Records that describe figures
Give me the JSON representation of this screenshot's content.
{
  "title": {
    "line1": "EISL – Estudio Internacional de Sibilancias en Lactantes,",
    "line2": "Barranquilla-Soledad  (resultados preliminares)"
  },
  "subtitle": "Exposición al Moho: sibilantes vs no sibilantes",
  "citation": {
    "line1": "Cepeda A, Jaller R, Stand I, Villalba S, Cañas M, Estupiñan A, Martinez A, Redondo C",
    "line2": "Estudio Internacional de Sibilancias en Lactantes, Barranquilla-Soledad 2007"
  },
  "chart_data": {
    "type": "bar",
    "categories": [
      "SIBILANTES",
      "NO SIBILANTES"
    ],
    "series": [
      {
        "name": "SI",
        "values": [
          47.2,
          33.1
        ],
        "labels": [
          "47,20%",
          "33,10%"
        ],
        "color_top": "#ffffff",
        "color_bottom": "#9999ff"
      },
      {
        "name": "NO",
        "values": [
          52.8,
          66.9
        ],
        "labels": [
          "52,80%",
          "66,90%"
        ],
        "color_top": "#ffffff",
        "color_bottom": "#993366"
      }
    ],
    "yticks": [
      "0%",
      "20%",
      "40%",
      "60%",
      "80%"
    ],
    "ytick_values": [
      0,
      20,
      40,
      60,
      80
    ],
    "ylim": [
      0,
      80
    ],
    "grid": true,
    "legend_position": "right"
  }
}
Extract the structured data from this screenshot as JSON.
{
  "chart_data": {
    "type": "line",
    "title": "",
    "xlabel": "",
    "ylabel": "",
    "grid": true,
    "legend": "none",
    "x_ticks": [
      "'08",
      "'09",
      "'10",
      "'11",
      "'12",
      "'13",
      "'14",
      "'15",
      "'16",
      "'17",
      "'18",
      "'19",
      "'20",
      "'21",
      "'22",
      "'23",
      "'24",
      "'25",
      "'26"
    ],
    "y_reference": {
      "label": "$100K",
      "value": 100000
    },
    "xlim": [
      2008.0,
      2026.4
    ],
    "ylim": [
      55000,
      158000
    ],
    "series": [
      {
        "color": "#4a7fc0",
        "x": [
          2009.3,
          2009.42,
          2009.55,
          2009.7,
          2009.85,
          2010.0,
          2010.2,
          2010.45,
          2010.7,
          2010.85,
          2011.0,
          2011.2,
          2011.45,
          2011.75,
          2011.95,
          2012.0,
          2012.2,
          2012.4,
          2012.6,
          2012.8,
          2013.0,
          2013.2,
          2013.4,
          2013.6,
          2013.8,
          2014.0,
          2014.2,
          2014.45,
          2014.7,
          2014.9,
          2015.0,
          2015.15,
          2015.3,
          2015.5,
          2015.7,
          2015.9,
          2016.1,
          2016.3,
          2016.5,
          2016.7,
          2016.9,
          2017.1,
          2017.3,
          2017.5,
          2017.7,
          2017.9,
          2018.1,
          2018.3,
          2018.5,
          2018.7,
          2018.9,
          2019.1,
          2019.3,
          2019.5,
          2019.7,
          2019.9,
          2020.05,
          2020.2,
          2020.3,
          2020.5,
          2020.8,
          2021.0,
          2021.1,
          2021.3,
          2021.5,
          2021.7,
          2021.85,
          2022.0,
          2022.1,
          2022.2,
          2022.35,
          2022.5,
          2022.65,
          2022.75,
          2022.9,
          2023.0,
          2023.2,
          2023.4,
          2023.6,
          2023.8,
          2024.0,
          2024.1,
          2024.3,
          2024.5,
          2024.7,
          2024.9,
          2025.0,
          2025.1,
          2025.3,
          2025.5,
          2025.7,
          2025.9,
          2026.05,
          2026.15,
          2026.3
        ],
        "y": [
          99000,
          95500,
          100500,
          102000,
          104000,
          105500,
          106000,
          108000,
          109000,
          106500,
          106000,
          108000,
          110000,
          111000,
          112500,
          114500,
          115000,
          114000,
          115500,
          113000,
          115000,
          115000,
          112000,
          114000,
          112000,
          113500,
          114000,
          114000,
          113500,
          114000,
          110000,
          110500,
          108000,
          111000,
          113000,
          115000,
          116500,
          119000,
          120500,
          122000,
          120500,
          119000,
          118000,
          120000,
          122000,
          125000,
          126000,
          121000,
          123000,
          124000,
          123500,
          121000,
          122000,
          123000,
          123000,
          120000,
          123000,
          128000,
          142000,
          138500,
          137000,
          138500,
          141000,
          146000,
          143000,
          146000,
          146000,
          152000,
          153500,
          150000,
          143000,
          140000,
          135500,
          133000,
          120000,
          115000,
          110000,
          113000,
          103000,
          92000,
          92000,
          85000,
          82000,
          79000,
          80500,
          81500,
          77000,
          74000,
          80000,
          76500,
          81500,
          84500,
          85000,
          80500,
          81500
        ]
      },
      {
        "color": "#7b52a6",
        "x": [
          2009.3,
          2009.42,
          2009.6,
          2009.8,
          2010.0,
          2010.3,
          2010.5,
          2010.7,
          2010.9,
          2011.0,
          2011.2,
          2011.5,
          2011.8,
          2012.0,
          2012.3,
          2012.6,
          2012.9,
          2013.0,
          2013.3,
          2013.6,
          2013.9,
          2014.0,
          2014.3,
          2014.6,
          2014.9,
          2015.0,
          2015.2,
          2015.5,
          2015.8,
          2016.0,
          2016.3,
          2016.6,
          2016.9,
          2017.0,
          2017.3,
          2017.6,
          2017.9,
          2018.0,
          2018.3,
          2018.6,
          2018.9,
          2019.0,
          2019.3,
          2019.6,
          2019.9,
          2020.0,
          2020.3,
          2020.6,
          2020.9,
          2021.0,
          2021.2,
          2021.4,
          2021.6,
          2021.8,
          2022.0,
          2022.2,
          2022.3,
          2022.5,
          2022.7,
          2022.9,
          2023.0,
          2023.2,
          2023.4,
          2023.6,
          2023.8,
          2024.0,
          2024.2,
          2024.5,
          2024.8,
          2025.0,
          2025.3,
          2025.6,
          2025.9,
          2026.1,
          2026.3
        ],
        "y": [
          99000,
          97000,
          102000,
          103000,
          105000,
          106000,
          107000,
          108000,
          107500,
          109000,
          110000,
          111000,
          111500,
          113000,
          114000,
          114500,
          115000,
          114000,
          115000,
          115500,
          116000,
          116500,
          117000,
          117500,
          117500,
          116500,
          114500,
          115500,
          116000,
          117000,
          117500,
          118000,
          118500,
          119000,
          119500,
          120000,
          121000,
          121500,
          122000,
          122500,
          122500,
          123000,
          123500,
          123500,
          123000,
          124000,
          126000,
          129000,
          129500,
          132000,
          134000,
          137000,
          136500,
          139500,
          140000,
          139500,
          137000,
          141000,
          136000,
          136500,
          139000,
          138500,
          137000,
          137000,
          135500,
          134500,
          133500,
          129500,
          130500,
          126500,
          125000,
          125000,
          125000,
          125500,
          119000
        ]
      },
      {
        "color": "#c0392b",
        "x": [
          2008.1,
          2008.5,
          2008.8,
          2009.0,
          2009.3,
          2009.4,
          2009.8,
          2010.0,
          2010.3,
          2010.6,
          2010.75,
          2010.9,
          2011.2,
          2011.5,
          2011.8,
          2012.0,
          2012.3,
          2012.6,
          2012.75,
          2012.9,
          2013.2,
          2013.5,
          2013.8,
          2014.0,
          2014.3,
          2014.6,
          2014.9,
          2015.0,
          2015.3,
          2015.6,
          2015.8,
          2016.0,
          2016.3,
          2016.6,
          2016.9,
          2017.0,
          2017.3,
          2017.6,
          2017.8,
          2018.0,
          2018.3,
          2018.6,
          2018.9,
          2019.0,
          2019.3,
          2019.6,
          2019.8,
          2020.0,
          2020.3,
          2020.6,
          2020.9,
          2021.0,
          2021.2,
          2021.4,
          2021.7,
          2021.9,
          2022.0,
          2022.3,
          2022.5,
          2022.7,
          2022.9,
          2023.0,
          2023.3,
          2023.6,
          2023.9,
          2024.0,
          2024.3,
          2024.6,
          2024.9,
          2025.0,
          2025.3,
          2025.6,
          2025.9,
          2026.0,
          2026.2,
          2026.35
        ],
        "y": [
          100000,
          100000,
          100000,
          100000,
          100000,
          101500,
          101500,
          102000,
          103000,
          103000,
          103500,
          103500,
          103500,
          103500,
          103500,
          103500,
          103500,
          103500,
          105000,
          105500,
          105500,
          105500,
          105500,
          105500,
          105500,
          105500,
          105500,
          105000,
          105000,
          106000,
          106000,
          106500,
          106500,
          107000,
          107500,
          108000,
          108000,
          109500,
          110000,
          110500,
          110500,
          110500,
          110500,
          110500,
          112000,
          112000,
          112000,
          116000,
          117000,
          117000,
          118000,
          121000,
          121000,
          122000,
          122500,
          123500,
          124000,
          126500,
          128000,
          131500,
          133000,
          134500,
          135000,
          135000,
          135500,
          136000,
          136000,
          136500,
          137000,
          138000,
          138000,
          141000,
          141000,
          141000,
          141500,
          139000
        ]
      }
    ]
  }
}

• _Given request_:
Check each line above for "Internacional" and return the ones that have it.

• _Output_:
    "line1": "EISL – Estudio Internacional de Sibilancias en Lactantes,",
    "line2": "Estudio Internacional de Sibilancias en Lactantes, Barranquilla-Soledad 2007"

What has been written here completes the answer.